> **Text passage**
Studio album by John Lewis
- Released: 1960
- Recorded: February 12, 15–16, 1960 NYC
- Genre: Jazz
- Label: Atlantic SD 1334
- Producer: Nesuhi Ertegun

John Lewis chronology
| Odds Against Tomorrow (Soundtrack) (1959) | The Golden Striker (1960) | The Wonderful World of Jazz (1961) |

= The Golden Striker =

The Golden Striker (subtitled Music for Brass & Piano by John Lewis Conducted & Played by the Composer) is an album in the third stream music genre composed by John Lewis recorded for the Atlantic label in 1960.

==Reception==

The Allmusic review by Scott Yanow stated: "One of the less interesting John Lewis 'third-stream' projects" and "Although the pianist takes a few solos, the music is mostly written out and frankly rather dull".

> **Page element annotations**
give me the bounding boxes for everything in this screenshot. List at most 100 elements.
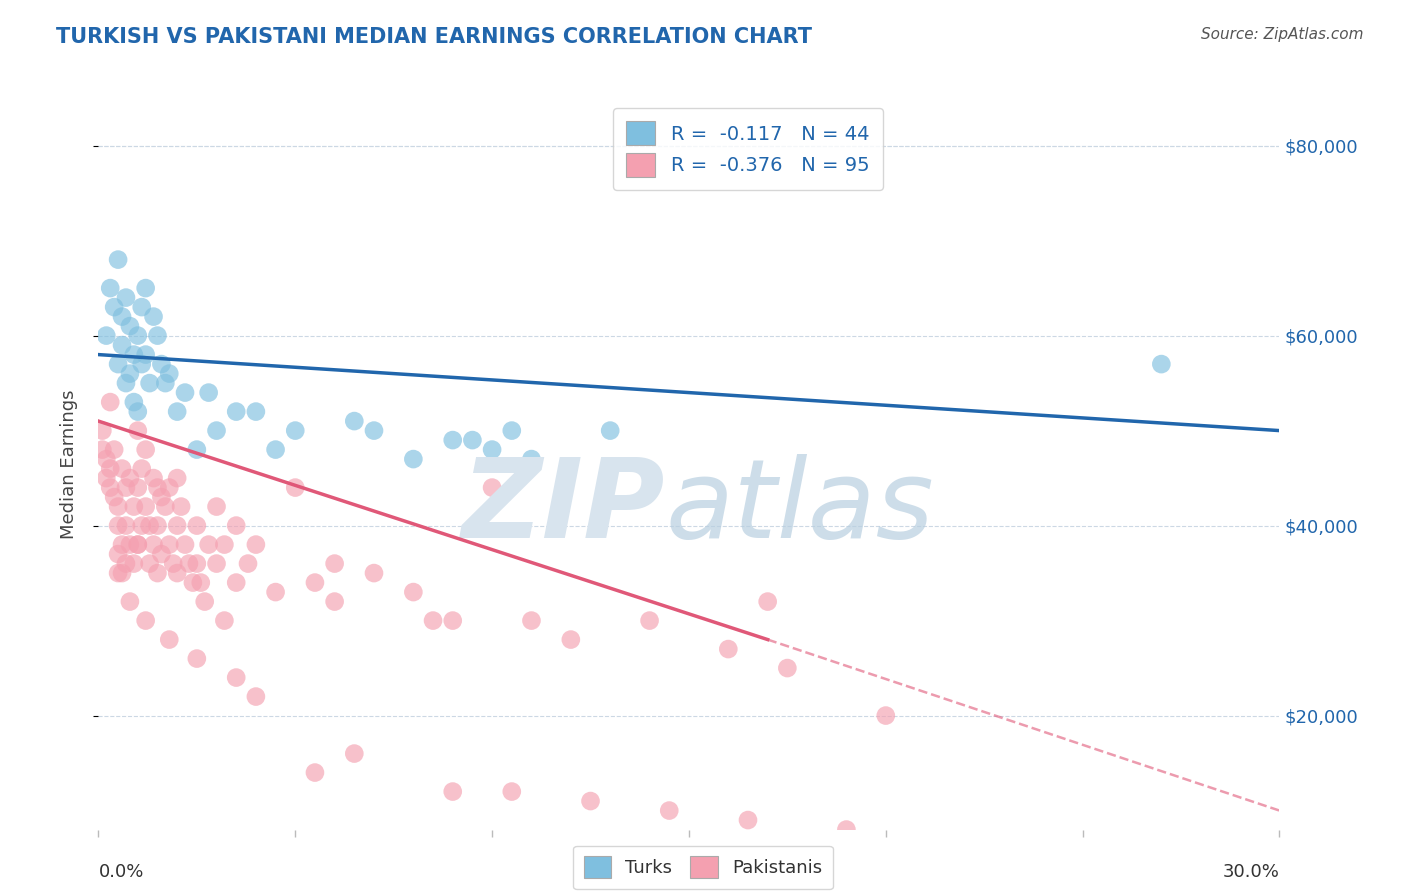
Point [343,747,366,761]
Point [146,481,169,495]
Point [135,614,157,628]
Text: TURKISH VS PAKISTANI MEDIAN EARNINGS CORRELATION CHART: TURKISH VS PAKISTANI MEDIAN EARNINGS COR… [56,27,813,46]
Point [96,471,118,485]
Point [363,424,385,438]
Point [194,594,217,608]
Point [127,481,149,495]
Point [115,557,138,571]
Point [599,424,621,438]
Point [520,452,543,467]
Point [127,404,149,418]
Point [142,471,165,485]
Point [111,461,134,475]
Point [122,557,145,571]
Point [177,557,200,571]
Point [115,376,138,390]
Point [118,319,141,334]
Point [142,310,165,324]
Point [776,661,799,675]
Point [96,328,118,343]
Point [245,690,267,704]
Point [245,538,267,552]
Point [402,452,425,467]
Point [441,614,464,628]
Point [131,518,153,533]
Point [118,538,141,552]
Point [205,500,228,514]
Point [835,822,858,837]
Point [157,632,180,647]
Point [107,518,129,533]
Point [190,575,212,590]
Point [157,367,180,381]
Point [91,424,114,438]
Point [98,281,121,295]
Point [135,281,157,295]
Point [186,651,208,665]
Point [138,557,160,571]
Point [131,300,153,314]
Point [264,442,287,457]
Point [127,328,149,343]
Point [363,566,385,580]
Point [157,538,180,552]
Point [174,538,197,552]
Point [138,518,160,533]
Point [205,557,228,571]
Point [181,575,204,590]
Point [107,252,129,267]
Point [225,671,247,685]
Point [245,404,267,418]
Point [115,481,138,495]
Point [91,442,114,457]
Point [170,500,193,514]
Point [1150,357,1173,371]
Point [111,310,134,324]
Point [107,566,129,580]
Point [323,594,346,608]
Point [186,442,208,457]
Point [166,566,188,580]
Point [214,614,236,628]
Point [225,404,247,418]
Legend: Turks, Pakistanis: Turks, Pakistanis [574,846,832,889]
Point [103,300,125,314]
Point [103,442,125,457]
Point [155,500,177,514]
Point [658,804,681,818]
Point [560,632,582,647]
Point [186,518,208,533]
Point [186,557,208,571]
Point [98,461,121,475]
Point [166,471,188,485]
Point [146,328,169,343]
Point [98,395,121,409]
Point [142,538,165,552]
Point [264,585,287,599]
Point [115,291,138,305]
Point [304,575,326,590]
Point [122,348,145,362]
Point [155,376,177,390]
Point [236,557,259,571]
Point [146,518,169,533]
Point [501,424,523,438]
Point [402,585,425,599]
Point [481,481,503,495]
Point [481,442,503,457]
Point [118,594,141,608]
Point [441,433,464,447]
Text: 30.0%: 30.0% [1223,863,1279,880]
Point [127,538,149,552]
Point [157,481,180,495]
Point [197,538,219,552]
Point [579,794,602,808]
Point [131,461,153,475]
Point [135,500,157,514]
Point [166,518,188,533]
Point [111,338,134,352]
Point [111,566,134,580]
Point [501,784,523,798]
Point [225,575,247,590]
Point [284,481,307,495]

> **Things to do**
[1] Repeat the whole album article exactly.
[2] In the records, transcribe the stretch from the line containing "Point [343,747,366,761]" through the line containing "Point [142,310,165,324]", both ends included, and give only those lines.

> **Answers to the tasks**
[1]
Studio album by John Lewis
- Released: 1960
- Recorded: February 12, 15–16, 1960 NYC
- Genre: Jazz
- Label: Atlantic SD 1334
- Producer: Nesuhi Ertegun

John Lewis chronology
| Odds Against Tomorrow (Soundtrack) (1959) | The Golden Striker (1960) | The Wonderful World of Jazz (1961) |

= The Golden Striker =

The Golden Striker (subtitled Music for Brass & Piano by John Lewis Conducted & Played by the Composer) is an album in the third stream music genre composed by John Lewis recorded for the Atlantic label in 1960.

==Reception==

The Allmusic review by Scott Yanow stated: "One of the less interesting John Lewis 'third-stream' projects" and "Although the pianist takes a few solos, the music is mostly written out and frankly rather dull".

[2]
Point [343,747,366,761]
Point [146,481,169,495]
Point [135,614,157,628]
Text: TURKISH VS PAKISTANI MEDIAN EARNINGS CORRELATION CHART: TURKISH VS PAKISTANI MEDIAN EARNINGS COR… [56,27,813,46]
Point [96,471,118,485]
Point [363,424,385,438]
Point [194,594,217,608]
Point [127,481,149,495]
Point [115,557,138,571]
Point [599,424,621,438]
Point [520,452,543,467]
Point [127,404,149,418]
Point [142,471,165,485]
Point [111,461,134,475]
Point [122,557,145,571]
Point [177,557,200,571]
Point [115,376,138,390]
Point [118,319,141,334]
Point [142,310,165,324]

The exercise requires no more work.